======== Record set ========

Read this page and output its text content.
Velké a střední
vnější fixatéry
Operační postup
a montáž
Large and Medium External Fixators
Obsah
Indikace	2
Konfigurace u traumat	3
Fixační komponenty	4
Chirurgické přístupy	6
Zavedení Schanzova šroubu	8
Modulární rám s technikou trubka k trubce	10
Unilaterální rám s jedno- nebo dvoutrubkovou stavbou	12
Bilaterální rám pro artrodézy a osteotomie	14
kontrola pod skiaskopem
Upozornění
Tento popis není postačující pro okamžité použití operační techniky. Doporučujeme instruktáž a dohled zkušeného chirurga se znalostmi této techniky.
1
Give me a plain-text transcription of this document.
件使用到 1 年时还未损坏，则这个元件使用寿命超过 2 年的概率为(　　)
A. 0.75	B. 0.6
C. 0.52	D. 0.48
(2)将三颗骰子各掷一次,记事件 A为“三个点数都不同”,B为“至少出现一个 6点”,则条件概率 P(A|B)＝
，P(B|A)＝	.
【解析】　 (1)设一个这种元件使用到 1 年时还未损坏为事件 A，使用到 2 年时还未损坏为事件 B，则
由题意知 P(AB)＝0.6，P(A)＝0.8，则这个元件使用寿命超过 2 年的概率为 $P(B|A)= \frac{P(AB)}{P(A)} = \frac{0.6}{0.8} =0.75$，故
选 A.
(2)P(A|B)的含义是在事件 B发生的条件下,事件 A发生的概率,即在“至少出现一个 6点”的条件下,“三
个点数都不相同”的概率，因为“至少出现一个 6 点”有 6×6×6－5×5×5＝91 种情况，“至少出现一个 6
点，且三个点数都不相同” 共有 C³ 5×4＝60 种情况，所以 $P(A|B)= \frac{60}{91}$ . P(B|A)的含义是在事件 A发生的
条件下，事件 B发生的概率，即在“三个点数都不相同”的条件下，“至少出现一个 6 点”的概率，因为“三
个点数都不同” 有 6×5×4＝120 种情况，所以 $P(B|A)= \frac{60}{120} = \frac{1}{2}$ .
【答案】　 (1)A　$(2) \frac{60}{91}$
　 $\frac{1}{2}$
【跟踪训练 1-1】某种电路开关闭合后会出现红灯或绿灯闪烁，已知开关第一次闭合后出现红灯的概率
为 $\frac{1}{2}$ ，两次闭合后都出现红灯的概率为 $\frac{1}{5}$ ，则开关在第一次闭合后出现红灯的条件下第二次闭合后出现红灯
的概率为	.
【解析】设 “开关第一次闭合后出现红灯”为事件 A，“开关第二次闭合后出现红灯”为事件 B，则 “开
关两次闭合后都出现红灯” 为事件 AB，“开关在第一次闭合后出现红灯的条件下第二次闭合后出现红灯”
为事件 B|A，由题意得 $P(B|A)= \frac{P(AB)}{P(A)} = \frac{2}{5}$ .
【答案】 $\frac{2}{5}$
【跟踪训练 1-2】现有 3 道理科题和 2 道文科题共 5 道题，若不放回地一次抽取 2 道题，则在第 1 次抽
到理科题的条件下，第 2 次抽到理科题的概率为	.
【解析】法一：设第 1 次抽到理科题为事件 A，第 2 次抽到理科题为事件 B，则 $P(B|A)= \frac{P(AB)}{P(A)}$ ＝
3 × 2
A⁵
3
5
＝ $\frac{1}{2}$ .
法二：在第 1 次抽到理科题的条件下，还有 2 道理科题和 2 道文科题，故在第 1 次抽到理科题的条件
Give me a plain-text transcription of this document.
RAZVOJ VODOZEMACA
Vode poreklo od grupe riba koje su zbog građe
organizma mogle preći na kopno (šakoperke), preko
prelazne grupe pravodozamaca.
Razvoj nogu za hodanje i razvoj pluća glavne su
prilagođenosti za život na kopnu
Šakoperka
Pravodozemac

========

[Work to be completed] Read the entries and select each line where the word "的含义是在事件" is found.

[Written reply]
(2)P(A|B)的含义是在事件 B发生的条件下,事件 A发生的概率,即在“至少出现一个 6点”的条件下,“三
点，且三个点数都不相同” 共有 C³ 5×4＝60 种情况，所以 $P(A|B)= \frac{60}{91}$ . P(B|A)的含义是在事件 A发生的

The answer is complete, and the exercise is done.